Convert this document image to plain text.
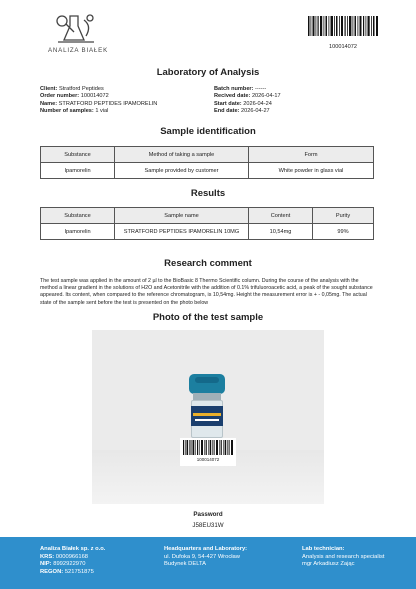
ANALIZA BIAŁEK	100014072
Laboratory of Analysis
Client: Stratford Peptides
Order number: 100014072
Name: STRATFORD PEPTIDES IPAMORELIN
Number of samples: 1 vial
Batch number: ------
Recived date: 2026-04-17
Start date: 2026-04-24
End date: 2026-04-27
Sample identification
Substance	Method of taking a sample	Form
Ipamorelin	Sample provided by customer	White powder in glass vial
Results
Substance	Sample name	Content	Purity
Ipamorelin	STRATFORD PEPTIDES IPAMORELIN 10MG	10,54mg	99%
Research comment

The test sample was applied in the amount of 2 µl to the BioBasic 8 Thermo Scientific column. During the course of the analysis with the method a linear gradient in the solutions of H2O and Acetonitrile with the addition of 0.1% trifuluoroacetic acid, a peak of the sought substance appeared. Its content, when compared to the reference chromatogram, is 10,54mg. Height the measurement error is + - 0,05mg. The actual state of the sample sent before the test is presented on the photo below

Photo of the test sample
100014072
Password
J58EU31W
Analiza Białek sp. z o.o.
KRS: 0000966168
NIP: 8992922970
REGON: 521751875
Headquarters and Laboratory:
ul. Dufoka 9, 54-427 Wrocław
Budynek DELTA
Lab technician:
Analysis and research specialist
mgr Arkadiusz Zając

****

■ Instructions to follow ■
Only the lines holding "date" are wanted, so copy each of them from the material.

■ Response below ■
Recived date: 2026-04-17
Start date: 2026-04-24
End date: 2026-04-27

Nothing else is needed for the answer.